Material provided:
>> start

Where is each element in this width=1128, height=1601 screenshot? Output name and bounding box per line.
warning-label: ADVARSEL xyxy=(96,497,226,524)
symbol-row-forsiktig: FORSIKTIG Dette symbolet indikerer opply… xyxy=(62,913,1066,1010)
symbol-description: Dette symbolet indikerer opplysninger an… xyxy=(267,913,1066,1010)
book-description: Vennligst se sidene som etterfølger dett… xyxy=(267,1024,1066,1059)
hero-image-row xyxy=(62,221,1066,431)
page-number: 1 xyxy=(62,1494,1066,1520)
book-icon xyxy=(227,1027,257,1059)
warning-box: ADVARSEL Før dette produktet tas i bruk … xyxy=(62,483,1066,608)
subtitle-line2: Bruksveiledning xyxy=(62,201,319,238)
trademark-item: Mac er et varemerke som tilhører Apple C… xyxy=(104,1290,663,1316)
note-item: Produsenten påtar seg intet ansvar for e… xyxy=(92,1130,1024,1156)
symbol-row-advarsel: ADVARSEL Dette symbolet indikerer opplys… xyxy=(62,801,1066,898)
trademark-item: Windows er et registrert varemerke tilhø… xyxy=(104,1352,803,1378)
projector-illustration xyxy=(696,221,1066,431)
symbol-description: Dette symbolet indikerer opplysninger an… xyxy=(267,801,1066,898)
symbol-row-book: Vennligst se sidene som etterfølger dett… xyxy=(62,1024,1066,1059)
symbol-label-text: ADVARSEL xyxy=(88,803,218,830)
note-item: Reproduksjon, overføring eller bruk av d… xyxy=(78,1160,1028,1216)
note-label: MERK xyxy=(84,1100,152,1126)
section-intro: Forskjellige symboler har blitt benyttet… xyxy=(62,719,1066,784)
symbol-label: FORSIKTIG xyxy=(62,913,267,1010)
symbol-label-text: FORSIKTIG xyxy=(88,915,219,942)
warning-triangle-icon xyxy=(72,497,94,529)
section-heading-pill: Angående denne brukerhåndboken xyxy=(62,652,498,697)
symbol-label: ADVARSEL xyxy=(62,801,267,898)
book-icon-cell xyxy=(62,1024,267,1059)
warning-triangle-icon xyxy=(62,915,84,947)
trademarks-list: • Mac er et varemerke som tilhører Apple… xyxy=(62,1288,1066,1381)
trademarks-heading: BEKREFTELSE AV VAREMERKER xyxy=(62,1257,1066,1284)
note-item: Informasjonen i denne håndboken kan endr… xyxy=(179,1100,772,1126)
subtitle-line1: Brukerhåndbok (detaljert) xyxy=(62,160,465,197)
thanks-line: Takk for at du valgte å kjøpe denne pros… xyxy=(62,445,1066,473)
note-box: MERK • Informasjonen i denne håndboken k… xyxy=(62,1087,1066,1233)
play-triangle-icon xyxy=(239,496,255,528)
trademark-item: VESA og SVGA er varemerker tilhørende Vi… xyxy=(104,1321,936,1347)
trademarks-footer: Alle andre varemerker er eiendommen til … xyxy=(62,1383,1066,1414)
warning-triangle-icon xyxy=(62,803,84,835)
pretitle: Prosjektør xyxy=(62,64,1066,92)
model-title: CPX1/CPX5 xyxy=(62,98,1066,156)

>> end

Work required:
Set out each line of the listing above as a numbered list, leaving out any blank lines.

Answer:
1. Where is each element in this width=1128, height=1601 screenshot? Output name and bounding box per line.
2. warning-label: ADVARSEL xyxy=(96,497,226,524)
3. symbol-row-forsiktig: FORSIKTIG Dette symbolet indikerer opply… xyxy=(62,913,1066,1010)
4. symbol-description: Dette symbolet indikerer opplysninger an… xyxy=(267,913,1066,1010)
5. book-description: Vennligst se sidene som etterfølger dett… xyxy=(267,1024,1066,1059)
6. hero-image-row xyxy=(62,221,1066,431)
7. page-number: 1 xyxy=(62,1494,1066,1520)
8. book-icon xyxy=(227,1027,257,1059)
9. warning-box: ADVARSEL Før dette produktet tas i bruk … xyxy=(62,483,1066,608)
10. subtitle-line2: Bruksveiledning xyxy=(62,201,319,238)
11. trademark-item: Mac er et varemerke som tilhører Apple C… xyxy=(104,1290,663,1316)
12. note-item: Produsenten påtar seg intet ansvar for e… xyxy=(92,1130,1024,1156)
13. symbol-row-advarsel: ADVARSEL Dette symbolet indikerer opplys… xyxy=(62,801,1066,898)
14. trademark-item: Windows er et registrert varemerke tilhø… xyxy=(104,1352,803,1378)
15. projector-illustration xyxy=(696,221,1066,431)
16. symbol-description: Dette symbolet indikerer opplysninger an… xyxy=(267,801,1066,898)
17. symbol-row-book: Vennligst se sidene som etterfølger dett… xyxy=(62,1024,1066,1059)
18. symbol-label-text: ADVARSEL xyxy=(88,803,218,830)
19. note-item: Reproduksjon, overføring eller bruk av d… xyxy=(78,1160,1028,1216)
20. note-label: MERK xyxy=(84,1100,152,1126)
21. section-intro: Forskjellige symboler har blitt benyttet… xyxy=(62,719,1066,784)
22. symbol-label: FORSIKTIG xyxy=(62,913,267,1010)
23. symbol-label-text: FORSIKTIG xyxy=(88,915,219,942)
24. warning-triangle-icon xyxy=(72,497,94,529)
25. section-heading-pill: Angående denne brukerhåndboken xyxy=(62,652,498,697)
26. symbol-label: ADVARSEL xyxy=(62,801,267,898)
27. book-icon-cell xyxy=(62,1024,267,1059)
28. warning-triangle-icon xyxy=(62,915,84,947)
29. trademarks-list: • Mac er et varemerke som tilhører Apple… xyxy=(62,1288,1066,1381)
30. trademarks-heading: BEKREFTELSE AV VAREMERKER xyxy=(62,1257,1066,1284)
31. note-item: Informasjonen i denne håndboken kan endr… xyxy=(179,1100,772,1126)
32. subtitle-line1: Brukerhåndbok (detaljert) xyxy=(62,160,465,197)
33. thanks-line: Takk for at du valgte å kjøpe denne pros… xyxy=(62,445,1066,473)
34. note-box: MERK • Informasjonen i denne håndboken k… xyxy=(62,1087,1066,1233)
35. play-triangle-icon xyxy=(239,496,255,528)
36. trademark-item: VESA og SVGA er varemerker tilhørende Vi… xyxy=(104,1321,936,1347)
37. trademarks-footer: Alle andre varemerker er eiendommen til … xyxy=(62,1383,1066,1414)
38. warning-triangle-icon xyxy=(62,803,84,835)
39. pretitle: Prosjektør xyxy=(62,64,1066,92)
40. model-title: CPX1/CPX5 xyxy=(62,98,1066,156)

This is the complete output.